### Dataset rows
— BEGIN —

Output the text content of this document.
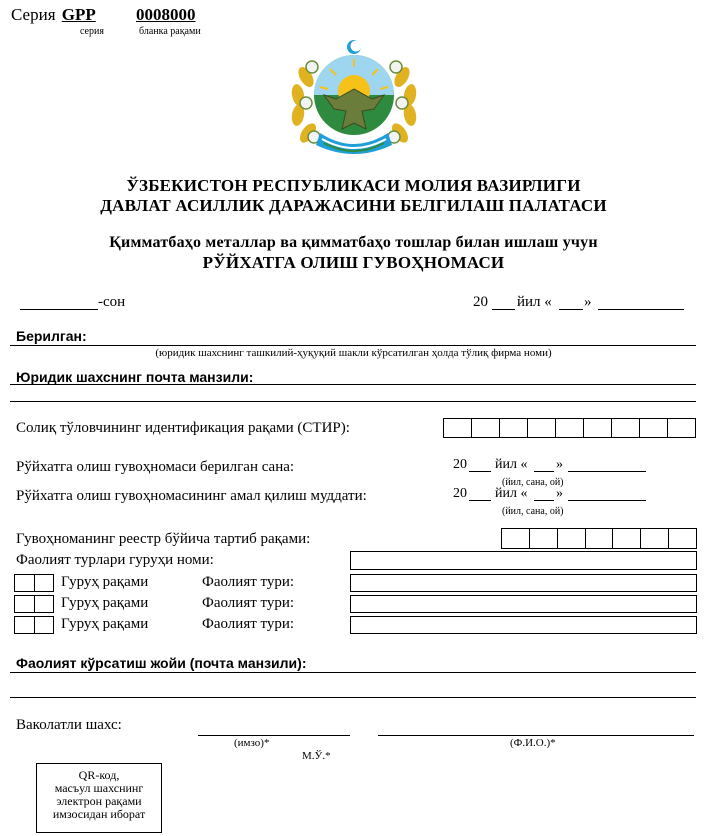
Серия GPP 0008000
серия	бланка рақами
ЎЗБЕКИСТОН РЕСПУБЛИКАСИ МОЛИЯ ВАЗИРЛИГИ
ДАВЛАТ АСИЛЛИК ДАРАЖАСИНИ БЕЛГИЛАШ ПАЛАТАСИ
Қимматбаҳо металлар ва қимматбаҳо тошлар билан ишлаш учун
РЎЙХАТГА ОЛИШ ГУВОҲНОМАСИ
-сон	20 йил « »
Берилган:
(юридик шахснинг ташкилий-ҳуқуқий шакли кўрсатилган ҳолда тўлиқ фирма номи)
Юридик шахснинг почта манзили:
Солиқ тўловчининг идентификация рақами (СТИР):
Рўйхатга олиш гувоҳномаси берилган сана:	20 йил « »
(йил, сана, ой)
Рўйхатга олиш гувоҳномасининг амал қилиш муддати:	20 йил « »
(йил, сана, ой)
Гувоҳноманинг реестр бўйича тартиб рақами:
Фаолият турлари гуруҳи номи:
Гуруҳ рақами	Фаолият тури:
Гуруҳ рақами	Фаолият тури:
Гуруҳ рақами	Фаолият тури:
Фаолият кўрсатиш жойи (почта манзили):
Ваколатли шахс:
(имзо)*	(Ф.И.О.)*
М.Ў.*
QR-код,
масъул шахснинг
электрон рақами
имзосидан иборат
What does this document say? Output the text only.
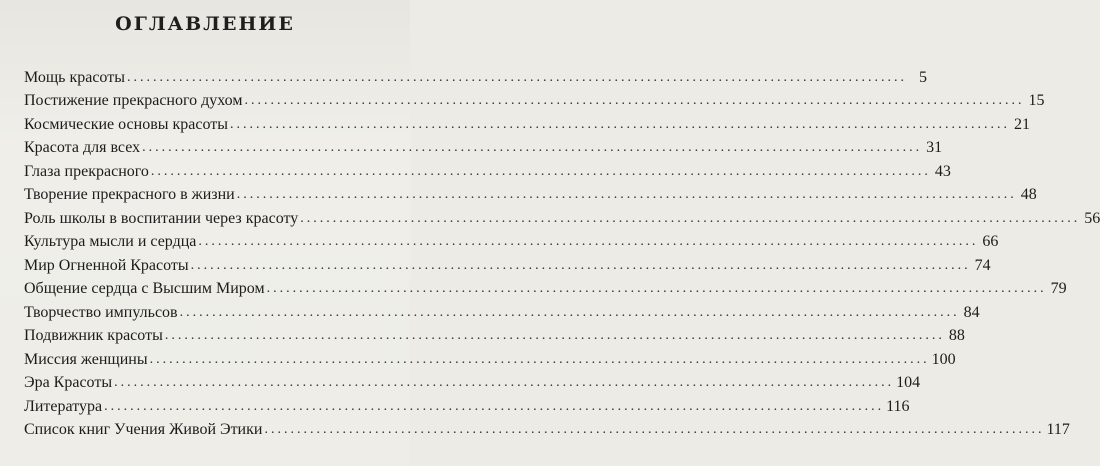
ОГЛАВЛЕНИЕ
Мощь красоты ........................................................................................................................ 5
Постижение прекрасного духом ........................................................................................................................ 15
Космические основы красоты ........................................................................................................................ 21
Красота для всех ........................................................................................................................ 31
Глаза прекрасного ........................................................................................................................ 43
Творение прекрасного в жизни ........................................................................................................................ 48
Роль школы в воспитании через красоту ........................................................................................................................ 56
Культура мысли и сердца ........................................................................................................................ 66
Мир Огненной Красоты ........................................................................................................................ 74
Общение сердца с Высшим Миром ........................................................................................................................ 79
Творчество импульсов ........................................................................................................................ 84
Подвижник красоты ........................................................................................................................ 88
Миссия женщины ........................................................................................................................ 100
Эра Красоты ........................................................................................................................ 104
Литература ........................................................................................................................ 116
Список книг Учения Живой Этики ........................................................................................................................ 117
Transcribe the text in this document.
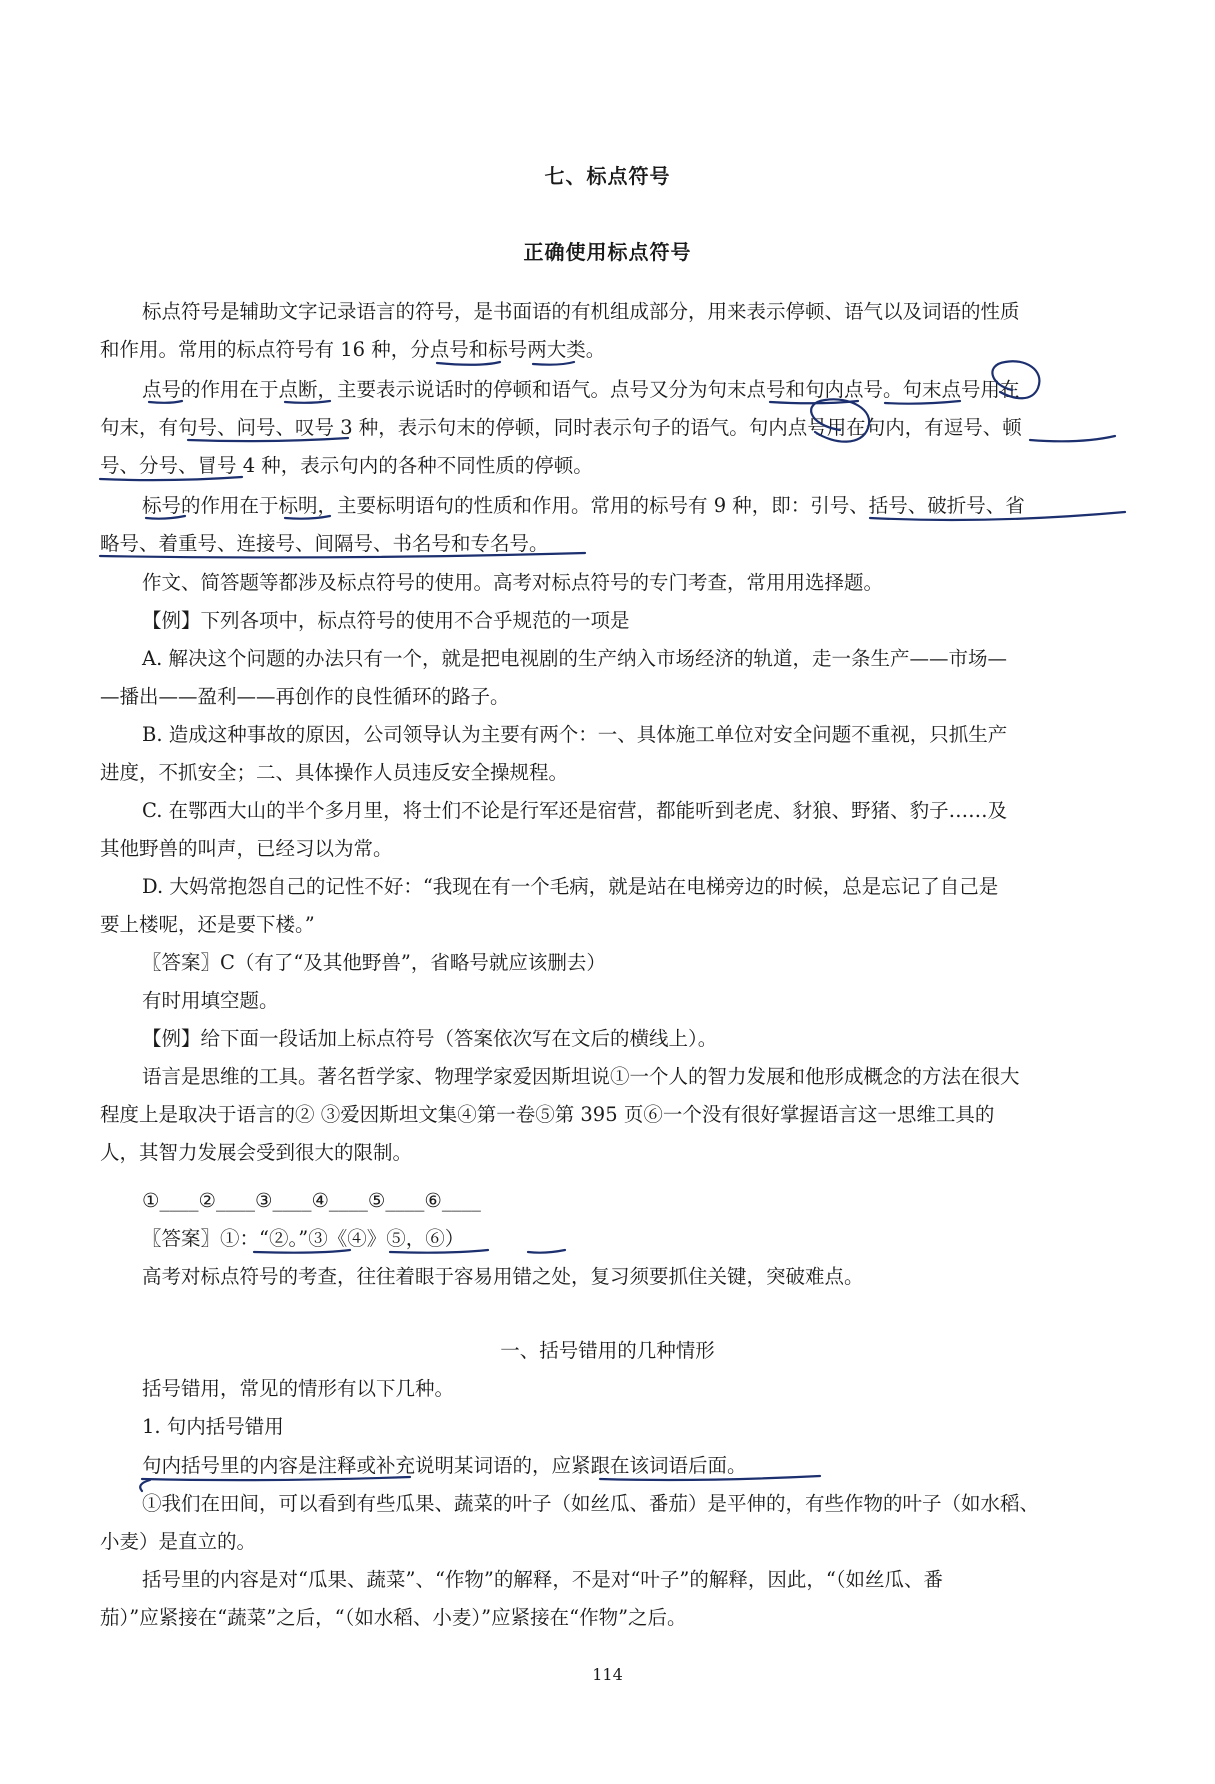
七、标点符号
正确使用标点符号
标点符号是辅助文字记录语言的符号，是书面语的有机组成部分，用来表示停顿、语气以及词语的性质
和作用。常用的标点符号有 16 种，分点号和标号两大类。
点号的作用在于点断，主要表示说话时的停顿和语气。点号又分为句末点号和句内点号。句末点号用在
句末，有句号、问号、叹号 3 种，表示句末的停顿，同时表示句子的语气。句内点号用在句内，有逗号、顿
号、分号、冒号 4 种，表示句内的各种不同性质的停顿。
标号的作用在于标明，主要标明语句的性质和作用。常用的标号有 9 种，即：引号、括号、破折号、省
略号、着重号、连接号、间隔号、书名号和专名号。
作文、简答题等都涉及标点符号的使用。高考对标点符号的专门考查，常用用选择题。
【例】下列各项中，标点符号的使用不合乎规范的一项是
A. 解决这个问题的办法只有一个，就是把电视剧的生产纳入市场经济的轨道，走一条生产——市场—
—播出——盈利——再创作的良性循环的路子。
B. 造成这种事故的原因，公司领导认为主要有两个：一、具体施工单位对安全问题不重视，只抓生产
进度，不抓安全；二、具体操作人员违反安全操规程。
C. 在鄂西大山的半个多月里，将士们不论是行军还是宿营，都能听到老虎、豺狼、野猪、豹子……及
其他野兽的叫声，已经习以为常。
D. 大妈常抱怨自己的记性不好：“我现在有一个毛病，就是站在电梯旁边的时候，总是忘记了自己是
要上楼呢，还是要下楼。”
〖答案〗C（有了“及其他野兽”，省略号就应该删去）
有时用填空题。
【例】给下面一段话加上标点符号（答案依次写在文后的横线上）。
语言是思维的工具。著名哲学家、物理学家爱因斯坦说①一个人的智力发展和他形成概念的方法在很大
程度上是取决于语言的② ③爱因斯坦文集④第一卷⑤第 395 页⑥一个没有很好掌握语言这一思维工具的
人，其智力发展会受到很大的限制。
①____②____③____④____⑤____⑥____
〖答案〗①：“②。”③《④》⑤，⑥）
高考对标点符号的考查，往往着眼于容易用错之处，复习须要抓住关键，突破难点。
一、括号错用的几种情形
括号错用，常见的情形有以下几种。
1. 句内括号错用
句内括号里的内容是注释或补充说明某词语的，应紧跟在该词语后面。
①我们在田间，可以看到有些瓜果、蔬菜的叶子（如丝瓜、番茄）是平伸的，有些作物的叶子（如水稻、
小麦）是直立的。
括号里的内容是对“瓜果、蔬菜”、“作物”的解释，不是对“叶子”的解释，因此，“（如丝瓜、番
茄）”应紧接在“蔬菜”之后，“（如水稻、小麦）”应紧接在“作物”之后。
114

— END —

### Your instructions
A faithful copy of the records above is needed, with the pictures left out.

### The answer
Output the text content of this document.
Серия GPP 0008000
серия	бланка рақами
ЎЗБЕКИСТОН РЕСПУБЛИКАСИ МОЛИЯ ВАЗИРЛИГИ
ДАВЛАТ АСИЛЛИК ДАРАЖАСИНИ БЕЛГИЛАШ ПАЛАТАСИ
Қимматбаҳо металлар ва қимматбаҳо тошлар билан ишлаш учун
РЎЙХАТГА ОЛИШ ГУВОҲНОМАСИ
-сон	20 йил « »
Берилган:
(юридик шахснинг ташкилий-ҳуқуқий шакли кўрсатилган ҳолда тўлиқ фирма номи)
Юридик шахснинг почта манзили:
Солиқ тўловчининг идентификация рақами (СТИР):
Рўйхатга олиш гувоҳномаси берилган сана:	20 йил « »
(йил, сана, ой)
Рўйхатга олиш гувоҳномасининг амал қилиш муддати:	20 йил « »
(йил, сана, ой)
Гувоҳноманинг реестр бўйича тартиб рақами:
Фаолият турлари гуруҳи номи:
Гуруҳ рақами	Фаолият тури:
Гуруҳ рақами	Фаолият тури:
Гуруҳ рақами	Фаолият тури:
Фаолият кўрсатиш жойи (почта манзили):
Ваколатли шахс:
(имзо)*	(Ф.И.О.)*
М.Ў.*
QR-код,
масъул шахснинг
электрон рақами
имзосидан иборат
What does this document say? Output the text only.
ОГЛАВЛЕНИЕ
Мощь красоты ........................................................................................................................ 5
Постижение прекрасного духом ........................................................................................................................ 15
Космические основы красоты ........................................................................................................................ 21
Красота для всех ........................................................................................................................ 31
Глаза прекрасного ........................................................................................................................ 43
Творение прекрасного в жизни ........................................................................................................................ 48
Роль школы в воспитании через красоту ........................................................................................................................ 56
Культура мысли и сердца ........................................................................................................................ 66
Мир Огненной Красоты ........................................................................................................................ 74
Общение сердца с Высшим Миром ........................................................................................................................ 79
Творчество импульсов ........................................................................................................................ 84
Подвижник красоты ........................................................................................................................ 88
Миссия женщины ........................................................................................................................ 100
Эра Красоты ........................................................................................................................ 104
Литература ........................................................................................................................ 116
Список книг Учения Живой Этики ........................................................................................................................ 117
Transcribe the text in this document.
七、标点符号
正确使用标点符号
标点符号是辅助文字记录语言的符号，是书面语的有机组成部分，用来表示停顿、语气以及词语的性质
和作用。常用的标点符号有 16 种，分点号和标号两大类。
点号的作用在于点断，主要表示说话时的停顿和语气。点号又分为句末点号和句内点号。句末点号用在
句末，有句号、问号、叹号 3 种，表示句末的停顿，同时表示句子的语气。句内点号用在句内，有逗号、顿
号、分号、冒号 4 种，表示句内的各种不同性质的停顿。
标号的作用在于标明，主要标明语句的性质和作用。常用的标号有 9 种，即：引号、括号、破折号、省
略号、着重号、连接号、间隔号、书名号和专名号。
作文、简答题等都涉及标点符号的使用。高考对标点符号的专门考查，常用用选择题。
【例】下列各项中，标点符号的使用不合乎规范的一项是
A. 解决这个问题的办法只有一个，就是把电视剧的生产纳入市场经济的轨道，走一条生产——市场—
—播出——盈利——再创作的良性循环的路子。
B. 造成这种事故的原因，公司领导认为主要有两个：一、具体施工单位对安全问题不重视，只抓生产
进度，不抓安全；二、具体操作人员违反安全操规程。
C. 在鄂西大山的半个多月里，将士们不论是行军还是宿营，都能听到老虎、豺狼、野猪、豹子……及
其他野兽的叫声，已经习以为常。
D. 大妈常抱怨自己的记性不好：“我现在有一个毛病，就是站在电梯旁边的时候，总是忘记了自己是
要上楼呢，还是要下楼。”
〖答案〗C（有了“及其他野兽”，省略号就应该删去）
有时用填空题。
【例】给下面一段话加上标点符号（答案依次写在文后的横线上）。
语言是思维的工具。著名哲学家、物理学家爱因斯坦说①一个人的智力发展和他形成概念的方法在很大
程度上是取决于语言的② ③爱因斯坦文集④第一卷⑤第 395 页⑥一个没有很好掌握语言这一思维工具的
人，其智力发展会受到很大的限制。
①____②____③____④____⑤____⑥____
〖答案〗①：“②。”③《④》⑤，⑥）
高考对标点符号的考查，往往着眼于容易用错之处，复习须要抓住关键，突破难点。
一、括号错用的几种情形
括号错用，常见的情形有以下几种。
1. 句内括号错用
句内括号里的内容是注释或补充说明某词语的，应紧跟在该词语后面。
①我们在田间，可以看到有些瓜果、蔬菜的叶子（如丝瓜、番茄）是平伸的，有些作物的叶子（如水稻、
小麦）是直立的。
括号里的内容是对“瓜果、蔬菜”、“作物”的解释，不是对“叶子”的解释，因此，“（如丝瓜、番
茄）”应紧接在“蔬菜”之后，“（如水稻、小麦）”应紧接在“作物”之后。
114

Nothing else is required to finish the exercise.